• [SET TASK]: Retype the full set of records. Keep every character identical.

• [RECORDS FOR THIS EXERCISE]:
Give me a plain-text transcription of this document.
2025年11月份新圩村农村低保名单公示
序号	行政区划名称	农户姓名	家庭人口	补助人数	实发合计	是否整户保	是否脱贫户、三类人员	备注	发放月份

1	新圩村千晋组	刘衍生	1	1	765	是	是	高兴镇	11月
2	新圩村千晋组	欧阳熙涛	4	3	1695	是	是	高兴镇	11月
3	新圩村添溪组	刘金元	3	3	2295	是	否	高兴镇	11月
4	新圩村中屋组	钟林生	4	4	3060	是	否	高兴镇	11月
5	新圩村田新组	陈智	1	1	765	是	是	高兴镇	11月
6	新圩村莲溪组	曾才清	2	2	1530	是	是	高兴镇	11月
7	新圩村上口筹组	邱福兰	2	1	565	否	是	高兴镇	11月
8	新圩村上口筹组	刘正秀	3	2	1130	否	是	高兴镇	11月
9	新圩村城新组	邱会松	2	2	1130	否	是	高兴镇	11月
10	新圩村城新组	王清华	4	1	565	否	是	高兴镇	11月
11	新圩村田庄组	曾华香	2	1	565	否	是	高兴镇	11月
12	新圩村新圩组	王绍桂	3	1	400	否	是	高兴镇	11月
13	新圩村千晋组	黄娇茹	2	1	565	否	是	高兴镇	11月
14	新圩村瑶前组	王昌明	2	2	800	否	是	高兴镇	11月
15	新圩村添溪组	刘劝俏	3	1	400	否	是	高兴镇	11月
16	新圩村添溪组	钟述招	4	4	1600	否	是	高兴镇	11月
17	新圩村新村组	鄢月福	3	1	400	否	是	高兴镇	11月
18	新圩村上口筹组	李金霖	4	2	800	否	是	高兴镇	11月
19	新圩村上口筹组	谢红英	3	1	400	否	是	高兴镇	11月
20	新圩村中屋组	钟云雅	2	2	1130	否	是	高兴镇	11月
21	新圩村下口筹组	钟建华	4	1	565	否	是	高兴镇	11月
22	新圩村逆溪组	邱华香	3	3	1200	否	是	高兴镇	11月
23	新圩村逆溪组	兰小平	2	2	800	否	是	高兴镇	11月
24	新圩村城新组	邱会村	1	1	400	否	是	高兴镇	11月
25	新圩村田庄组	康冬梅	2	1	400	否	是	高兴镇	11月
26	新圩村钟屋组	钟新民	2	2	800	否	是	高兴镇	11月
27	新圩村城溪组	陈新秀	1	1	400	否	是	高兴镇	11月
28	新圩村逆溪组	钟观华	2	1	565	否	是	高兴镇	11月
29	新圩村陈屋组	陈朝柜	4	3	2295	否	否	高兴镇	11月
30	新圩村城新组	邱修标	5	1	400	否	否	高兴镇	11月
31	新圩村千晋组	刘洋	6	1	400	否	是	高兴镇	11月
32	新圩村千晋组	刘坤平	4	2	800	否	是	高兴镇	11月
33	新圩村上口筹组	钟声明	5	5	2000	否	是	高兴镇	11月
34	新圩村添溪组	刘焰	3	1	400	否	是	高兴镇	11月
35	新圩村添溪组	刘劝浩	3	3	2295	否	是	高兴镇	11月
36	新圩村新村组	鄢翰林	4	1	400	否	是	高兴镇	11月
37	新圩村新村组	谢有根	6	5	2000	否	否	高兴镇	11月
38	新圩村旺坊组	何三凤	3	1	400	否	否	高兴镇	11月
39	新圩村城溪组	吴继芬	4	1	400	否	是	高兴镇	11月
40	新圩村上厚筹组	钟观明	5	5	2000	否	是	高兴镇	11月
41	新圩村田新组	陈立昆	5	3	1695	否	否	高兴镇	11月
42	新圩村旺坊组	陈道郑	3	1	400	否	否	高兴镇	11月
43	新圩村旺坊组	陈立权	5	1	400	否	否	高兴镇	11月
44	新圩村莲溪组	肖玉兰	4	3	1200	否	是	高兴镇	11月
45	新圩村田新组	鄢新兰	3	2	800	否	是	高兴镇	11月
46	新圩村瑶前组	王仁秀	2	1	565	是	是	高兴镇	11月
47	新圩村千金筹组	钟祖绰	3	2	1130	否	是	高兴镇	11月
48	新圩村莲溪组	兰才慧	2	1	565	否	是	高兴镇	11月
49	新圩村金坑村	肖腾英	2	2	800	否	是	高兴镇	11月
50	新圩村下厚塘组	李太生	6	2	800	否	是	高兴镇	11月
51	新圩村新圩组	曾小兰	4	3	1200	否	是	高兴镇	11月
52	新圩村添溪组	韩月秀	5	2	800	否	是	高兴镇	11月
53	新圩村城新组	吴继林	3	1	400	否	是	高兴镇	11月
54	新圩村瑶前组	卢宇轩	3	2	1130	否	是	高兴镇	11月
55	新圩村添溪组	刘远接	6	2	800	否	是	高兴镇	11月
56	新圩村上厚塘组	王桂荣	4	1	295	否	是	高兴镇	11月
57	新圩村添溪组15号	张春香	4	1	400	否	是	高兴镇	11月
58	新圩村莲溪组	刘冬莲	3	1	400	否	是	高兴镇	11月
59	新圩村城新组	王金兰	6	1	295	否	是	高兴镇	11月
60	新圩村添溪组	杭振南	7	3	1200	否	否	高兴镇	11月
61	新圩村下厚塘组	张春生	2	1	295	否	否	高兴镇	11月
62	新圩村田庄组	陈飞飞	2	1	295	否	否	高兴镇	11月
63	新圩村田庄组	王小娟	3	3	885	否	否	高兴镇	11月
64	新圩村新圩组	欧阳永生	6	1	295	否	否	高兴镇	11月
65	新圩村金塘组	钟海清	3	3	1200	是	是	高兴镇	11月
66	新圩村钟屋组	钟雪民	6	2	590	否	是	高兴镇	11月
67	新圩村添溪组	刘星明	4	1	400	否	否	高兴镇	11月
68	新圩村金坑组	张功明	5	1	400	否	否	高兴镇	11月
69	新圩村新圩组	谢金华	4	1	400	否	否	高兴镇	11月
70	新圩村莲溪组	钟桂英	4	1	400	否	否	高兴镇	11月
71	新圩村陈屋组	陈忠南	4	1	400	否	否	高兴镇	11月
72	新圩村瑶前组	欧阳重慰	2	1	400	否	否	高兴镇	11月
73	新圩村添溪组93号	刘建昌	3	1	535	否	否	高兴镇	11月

• [SOLVED PROBLEM]:
Give me a plain-text transcription of this document.
2025年11月份新圩村农村低保名单公示
序号	行政区划名称	农户姓名	家庭人口	补助人数	实发合计	是否整户保	是否脱贫户、三类人员	备注	发放月份

1	新圩村千晋组	刘衍生	1	1	765	是	是	高兴镇	11月
2	新圩村千晋组	欧阳熙涛	4	3	1695	是	是	高兴镇	11月
3	新圩村添溪组	刘金元	3	3	2295	是	否	高兴镇	11月
4	新圩村中屋组	钟林生	4	4	3060	是	否	高兴镇	11月
5	新圩村田新组	陈智	1	1	765	是	是	高兴镇	11月
6	新圩村莲溪组	曾才清	2	2	1530	是	是	高兴镇	11月
7	新圩村上口筹组	邱福兰	2	1	565	否	是	高兴镇	11月
8	新圩村上口筹组	刘正秀	3	2	1130	否	是	高兴镇	11月
9	新圩村城新组	邱会松	2	2	1130	否	是	高兴镇	11月
10	新圩村城新组	王清华	4	1	565	否	是	高兴镇	11月
11	新圩村田庄组	曾华香	2	1	565	否	是	高兴镇	11月
12	新圩村新圩组	王绍桂	3	1	400	否	是	高兴镇	11月
13	新圩村千晋组	黄娇茹	2	1	565	否	是	高兴镇	11月
14	新圩村瑶前组	王昌明	2	2	800	否	是	高兴镇	11月
15	新圩村添溪组	刘劝俏	3	1	400	否	是	高兴镇	11月
16	新圩村添溪组	钟述招	4	4	1600	否	是	高兴镇	11月
17	新圩村新村组	鄢月福	3	1	400	否	是	高兴镇	11月
18	新圩村上口筹组	李金霖	4	2	800	否	是	高兴镇	11月
19	新圩村上口筹组	谢红英	3	1	400	否	是	高兴镇	11月
20	新圩村中屋组	钟云雅	2	2	1130	否	是	高兴镇	11月
21	新圩村下口筹组	钟建华	4	1	565	否	是	高兴镇	11月
22	新圩村逆溪组	邱华香	3	3	1200	否	是	高兴镇	11月
23	新圩村逆溪组	兰小平	2	2	800	否	是	高兴镇	11月
24	新圩村城新组	邱会村	1	1	400	否	是	高兴镇	11月
25	新圩村田庄组	康冬梅	2	1	400	否	是	高兴镇	11月
26	新圩村钟屋组	钟新民	2	2	800	否	是	高兴镇	11月
27	新圩村城溪组	陈新秀	1	1	400	否	是	高兴镇	11月
28	新圩村逆溪组	钟观华	2	1	565	否	是	高兴镇	11月
29	新圩村陈屋组	陈朝柜	4	3	2295	否	否	高兴镇	11月
30	新圩村城新组	邱修标	5	1	400	否	否	高兴镇	11月
31	新圩村千晋组	刘洋	6	1	400	否	是	高兴镇	11月
32	新圩村千晋组	刘坤平	4	2	800	否	是	高兴镇	11月
33	新圩村上口筹组	钟声明	5	5	2000	否	是	高兴镇	11月
34	新圩村添溪组	刘焰	3	1	400	否	是	高兴镇	11月
35	新圩村添溪组	刘劝浩	3	3	2295	否	是	高兴镇	11月
36	新圩村新村组	鄢翰林	4	1	400	否	是	高兴镇	11月
37	新圩村新村组	谢有根	6	5	2000	否	否	高兴镇	11月
38	新圩村旺坊组	何三凤	3	1	400	否	否	高兴镇	11月
39	新圩村城溪组	吴继芬	4	1	400	否	是	高兴镇	11月
40	新圩村上厚筹组	钟观明	5	5	2000	否	是	高兴镇	11月
41	新圩村田新组	陈立昆	5	3	1695	否	否	高兴镇	11月
42	新圩村旺坊组	陈道郑	3	1	400	否	否	高兴镇	11月
43	新圩村旺坊组	陈立权	5	1	400	否	否	高兴镇	11月
44	新圩村莲溪组	肖玉兰	4	3	1200	否	是	高兴镇	11月
45	新圩村田新组	鄢新兰	3	2	800	否	是	高兴镇	11月
46	新圩村瑶前组	王仁秀	2	1	565	是	是	高兴镇	11月
47	新圩村千金筹组	钟祖绰	3	2	1130	否	是	高兴镇	11月
48	新圩村莲溪组	兰才慧	2	1	565	否	是	高兴镇	11月
49	新圩村金坑村	肖腾英	2	2	800	否	是	高兴镇	11月
50	新圩村下厚塘组	李太生	6	2	800	否	是	高兴镇	11月
51	新圩村新圩组	曾小兰	4	3	1200	否	是	高兴镇	11月
52	新圩村添溪组	韩月秀	5	2	800	否	是	高兴镇	11月
53	新圩村城新组	吴继林	3	1	400	否	是	高兴镇	11月
54	新圩村瑶前组	卢宇轩	3	2	1130	否	是	高兴镇	11月
55	新圩村添溪组	刘远接	6	2	800	否	是	高兴镇	11月
56	新圩村上厚塘组	王桂荣	4	1	295	否	是	高兴镇	11月
57	新圩村添溪组15号	张春香	4	1	400	否	是	高兴镇	11月
58	新圩村莲溪组	刘冬莲	3	1	400	否	是	高兴镇	11月
59	新圩村城新组	王金兰	6	1	295	否	是	高兴镇	11月
60	新圩村添溪组	杭振南	7	3	1200	否	否	高兴镇	11月
61	新圩村下厚塘组	张春生	2	1	295	否	否	高兴镇	11月
62	新圩村田庄组	陈飞飞	2	1	295	否	否	高兴镇	11月
63	新圩村田庄组	王小娟	3	3	885	否	否	高兴镇	11月
64	新圩村新圩组	欧阳永生	6	1	295	否	否	高兴镇	11月
65	新圩村金塘组	钟海清	3	3	1200	是	是	高兴镇	11月
66	新圩村钟屋组	钟雪民	6	2	590	否	是	高兴镇	11月
67	新圩村添溪组	刘星明	4	1	400	否	否	高兴镇	11月
68	新圩村金坑组	张功明	5	1	400	否	否	高兴镇	11月
69	新圩村新圩组	谢金华	4	1	400	否	否	高兴镇	11月
70	新圩村莲溪组	钟桂英	4	1	400	否	否	高兴镇	11月
71	新圩村陈屋组	陈忠南	4	1	400	否	否	高兴镇	11月
72	新圩村瑶前组	欧阳重慰	2	1	400	否	否	高兴镇	11月
73	新圩村添溪组93号	刘建昌	3	1	535	否	否	高兴镇	11月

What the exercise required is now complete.